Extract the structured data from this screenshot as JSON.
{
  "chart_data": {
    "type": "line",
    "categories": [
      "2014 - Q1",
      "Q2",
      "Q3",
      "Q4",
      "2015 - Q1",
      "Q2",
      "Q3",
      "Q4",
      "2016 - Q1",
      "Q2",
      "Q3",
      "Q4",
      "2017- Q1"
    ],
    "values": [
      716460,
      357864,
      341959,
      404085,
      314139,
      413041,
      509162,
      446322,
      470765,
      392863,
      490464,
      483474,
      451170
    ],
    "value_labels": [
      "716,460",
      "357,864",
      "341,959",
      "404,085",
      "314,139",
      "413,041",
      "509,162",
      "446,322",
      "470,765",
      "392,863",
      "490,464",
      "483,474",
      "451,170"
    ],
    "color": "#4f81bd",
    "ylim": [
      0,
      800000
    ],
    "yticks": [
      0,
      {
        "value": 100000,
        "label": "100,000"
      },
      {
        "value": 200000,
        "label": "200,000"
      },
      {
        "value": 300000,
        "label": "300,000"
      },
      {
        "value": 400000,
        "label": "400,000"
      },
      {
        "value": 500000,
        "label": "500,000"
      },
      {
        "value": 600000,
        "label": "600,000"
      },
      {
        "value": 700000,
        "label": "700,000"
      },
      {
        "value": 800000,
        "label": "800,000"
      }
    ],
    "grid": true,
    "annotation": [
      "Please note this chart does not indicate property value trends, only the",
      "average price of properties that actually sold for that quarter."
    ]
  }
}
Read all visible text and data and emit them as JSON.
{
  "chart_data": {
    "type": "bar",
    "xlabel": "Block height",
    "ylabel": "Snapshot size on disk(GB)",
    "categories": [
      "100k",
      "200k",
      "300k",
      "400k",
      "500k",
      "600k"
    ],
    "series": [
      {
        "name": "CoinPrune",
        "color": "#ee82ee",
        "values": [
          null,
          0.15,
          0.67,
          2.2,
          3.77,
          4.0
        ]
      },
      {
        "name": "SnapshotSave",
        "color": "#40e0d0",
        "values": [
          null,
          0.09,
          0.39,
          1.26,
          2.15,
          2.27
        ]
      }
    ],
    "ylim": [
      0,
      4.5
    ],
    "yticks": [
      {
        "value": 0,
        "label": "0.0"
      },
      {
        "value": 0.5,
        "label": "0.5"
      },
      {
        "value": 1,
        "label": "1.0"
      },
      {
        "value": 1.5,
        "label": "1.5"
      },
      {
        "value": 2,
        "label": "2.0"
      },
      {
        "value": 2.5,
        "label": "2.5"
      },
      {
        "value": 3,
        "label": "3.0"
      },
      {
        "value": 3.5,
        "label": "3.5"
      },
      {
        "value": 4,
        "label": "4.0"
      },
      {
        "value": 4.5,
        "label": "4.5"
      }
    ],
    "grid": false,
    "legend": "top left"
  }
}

--

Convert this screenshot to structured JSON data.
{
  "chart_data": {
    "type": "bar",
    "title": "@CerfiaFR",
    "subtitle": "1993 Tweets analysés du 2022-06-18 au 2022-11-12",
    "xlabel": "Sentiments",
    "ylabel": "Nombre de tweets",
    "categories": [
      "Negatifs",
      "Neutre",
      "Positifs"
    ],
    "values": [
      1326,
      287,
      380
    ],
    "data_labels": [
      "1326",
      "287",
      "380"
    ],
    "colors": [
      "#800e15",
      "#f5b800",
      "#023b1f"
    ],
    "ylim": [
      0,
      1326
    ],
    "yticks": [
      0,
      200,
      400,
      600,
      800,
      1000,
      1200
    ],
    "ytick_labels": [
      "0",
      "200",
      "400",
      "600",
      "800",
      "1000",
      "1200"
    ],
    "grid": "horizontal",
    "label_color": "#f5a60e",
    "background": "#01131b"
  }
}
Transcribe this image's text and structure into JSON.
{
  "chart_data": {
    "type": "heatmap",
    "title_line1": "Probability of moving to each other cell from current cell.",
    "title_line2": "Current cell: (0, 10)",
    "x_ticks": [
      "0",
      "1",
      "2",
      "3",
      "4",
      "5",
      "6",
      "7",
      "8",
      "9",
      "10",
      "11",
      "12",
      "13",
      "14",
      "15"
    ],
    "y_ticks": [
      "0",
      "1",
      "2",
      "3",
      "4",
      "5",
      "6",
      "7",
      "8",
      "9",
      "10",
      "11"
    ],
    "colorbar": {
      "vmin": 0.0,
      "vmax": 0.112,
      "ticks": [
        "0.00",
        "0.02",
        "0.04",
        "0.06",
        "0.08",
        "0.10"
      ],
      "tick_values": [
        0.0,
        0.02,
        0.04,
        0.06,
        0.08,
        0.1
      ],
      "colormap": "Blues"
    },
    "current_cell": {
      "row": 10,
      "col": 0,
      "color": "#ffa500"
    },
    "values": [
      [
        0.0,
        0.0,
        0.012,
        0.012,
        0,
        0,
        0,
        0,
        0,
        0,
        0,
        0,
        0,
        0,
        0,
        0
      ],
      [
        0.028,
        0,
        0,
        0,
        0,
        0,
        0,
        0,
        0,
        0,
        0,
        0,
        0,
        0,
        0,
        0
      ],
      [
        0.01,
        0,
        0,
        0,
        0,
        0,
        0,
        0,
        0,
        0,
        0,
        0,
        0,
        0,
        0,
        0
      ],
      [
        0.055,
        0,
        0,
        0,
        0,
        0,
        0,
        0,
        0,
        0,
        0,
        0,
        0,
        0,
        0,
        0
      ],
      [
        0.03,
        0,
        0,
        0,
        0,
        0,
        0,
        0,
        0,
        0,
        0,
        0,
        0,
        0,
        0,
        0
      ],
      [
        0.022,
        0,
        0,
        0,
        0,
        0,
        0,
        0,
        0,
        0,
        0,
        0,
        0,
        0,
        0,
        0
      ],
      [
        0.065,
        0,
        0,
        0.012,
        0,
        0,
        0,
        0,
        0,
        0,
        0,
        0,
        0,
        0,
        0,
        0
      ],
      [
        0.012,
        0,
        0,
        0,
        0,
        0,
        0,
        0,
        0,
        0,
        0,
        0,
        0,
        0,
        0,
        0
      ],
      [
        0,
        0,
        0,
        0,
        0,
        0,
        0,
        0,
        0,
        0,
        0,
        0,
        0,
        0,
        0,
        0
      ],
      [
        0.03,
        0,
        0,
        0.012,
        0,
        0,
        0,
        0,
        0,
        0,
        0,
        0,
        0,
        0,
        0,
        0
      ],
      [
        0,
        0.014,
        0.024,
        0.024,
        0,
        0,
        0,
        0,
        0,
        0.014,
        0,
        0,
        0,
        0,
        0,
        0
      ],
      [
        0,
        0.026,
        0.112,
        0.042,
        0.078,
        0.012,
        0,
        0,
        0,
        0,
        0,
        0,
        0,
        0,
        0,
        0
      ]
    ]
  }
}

--

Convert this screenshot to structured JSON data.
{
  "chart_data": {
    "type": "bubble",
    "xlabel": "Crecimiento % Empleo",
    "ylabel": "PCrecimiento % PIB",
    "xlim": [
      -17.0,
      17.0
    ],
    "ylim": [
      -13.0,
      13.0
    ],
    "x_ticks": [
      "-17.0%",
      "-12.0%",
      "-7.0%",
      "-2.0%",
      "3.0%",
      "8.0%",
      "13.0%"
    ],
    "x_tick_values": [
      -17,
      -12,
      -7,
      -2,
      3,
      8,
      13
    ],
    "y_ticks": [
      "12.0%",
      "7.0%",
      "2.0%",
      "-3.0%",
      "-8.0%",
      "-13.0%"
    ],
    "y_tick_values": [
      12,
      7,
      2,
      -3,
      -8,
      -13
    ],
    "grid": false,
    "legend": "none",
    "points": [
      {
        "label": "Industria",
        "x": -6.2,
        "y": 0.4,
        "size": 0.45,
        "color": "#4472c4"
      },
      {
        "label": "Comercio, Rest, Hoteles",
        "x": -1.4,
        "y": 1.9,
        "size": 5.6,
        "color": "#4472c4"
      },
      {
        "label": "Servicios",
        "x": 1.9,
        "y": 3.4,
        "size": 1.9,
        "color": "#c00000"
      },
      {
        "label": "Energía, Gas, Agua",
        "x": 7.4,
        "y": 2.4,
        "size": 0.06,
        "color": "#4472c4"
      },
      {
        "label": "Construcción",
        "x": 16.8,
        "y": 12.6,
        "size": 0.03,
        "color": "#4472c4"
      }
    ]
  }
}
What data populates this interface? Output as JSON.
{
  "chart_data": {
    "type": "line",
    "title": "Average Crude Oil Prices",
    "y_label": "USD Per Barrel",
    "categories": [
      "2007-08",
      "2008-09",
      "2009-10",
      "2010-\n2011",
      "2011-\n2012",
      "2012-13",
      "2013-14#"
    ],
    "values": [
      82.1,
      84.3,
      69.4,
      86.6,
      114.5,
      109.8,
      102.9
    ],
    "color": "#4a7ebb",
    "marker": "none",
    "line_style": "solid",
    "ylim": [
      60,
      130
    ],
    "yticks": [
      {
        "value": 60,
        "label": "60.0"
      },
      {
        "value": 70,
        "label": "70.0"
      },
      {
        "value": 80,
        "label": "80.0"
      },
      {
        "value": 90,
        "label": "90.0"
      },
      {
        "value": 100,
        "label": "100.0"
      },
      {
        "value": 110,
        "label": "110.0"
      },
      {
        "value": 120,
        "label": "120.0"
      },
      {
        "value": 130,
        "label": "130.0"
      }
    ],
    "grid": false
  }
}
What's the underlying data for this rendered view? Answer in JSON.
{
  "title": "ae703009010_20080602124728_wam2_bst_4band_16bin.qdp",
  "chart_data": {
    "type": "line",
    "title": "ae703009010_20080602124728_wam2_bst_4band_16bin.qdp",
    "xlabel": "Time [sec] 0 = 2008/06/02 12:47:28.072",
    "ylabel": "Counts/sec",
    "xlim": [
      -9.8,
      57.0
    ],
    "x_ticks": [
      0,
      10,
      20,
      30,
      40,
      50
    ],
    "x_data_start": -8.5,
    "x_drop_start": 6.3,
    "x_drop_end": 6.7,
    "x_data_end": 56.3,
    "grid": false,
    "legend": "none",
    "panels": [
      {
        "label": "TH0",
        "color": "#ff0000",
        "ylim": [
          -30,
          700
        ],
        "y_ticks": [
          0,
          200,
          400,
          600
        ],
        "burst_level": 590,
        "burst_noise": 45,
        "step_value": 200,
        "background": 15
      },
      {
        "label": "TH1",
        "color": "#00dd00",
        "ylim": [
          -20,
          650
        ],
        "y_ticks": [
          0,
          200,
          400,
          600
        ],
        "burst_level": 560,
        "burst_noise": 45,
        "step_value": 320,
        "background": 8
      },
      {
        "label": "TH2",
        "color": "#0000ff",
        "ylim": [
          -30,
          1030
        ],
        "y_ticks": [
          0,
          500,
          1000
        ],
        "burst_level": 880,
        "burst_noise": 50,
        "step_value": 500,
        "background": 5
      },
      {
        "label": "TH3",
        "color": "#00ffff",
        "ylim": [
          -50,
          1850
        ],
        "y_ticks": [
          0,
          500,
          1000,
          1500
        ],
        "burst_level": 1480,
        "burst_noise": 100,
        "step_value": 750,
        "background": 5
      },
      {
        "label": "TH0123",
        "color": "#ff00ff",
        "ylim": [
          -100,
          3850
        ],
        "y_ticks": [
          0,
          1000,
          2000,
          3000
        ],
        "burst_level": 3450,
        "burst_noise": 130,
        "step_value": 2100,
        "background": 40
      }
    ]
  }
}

### EXERCISE PROMPT
Answer only with how many lines in the records include "background".

### RESULT OF THE TASK
6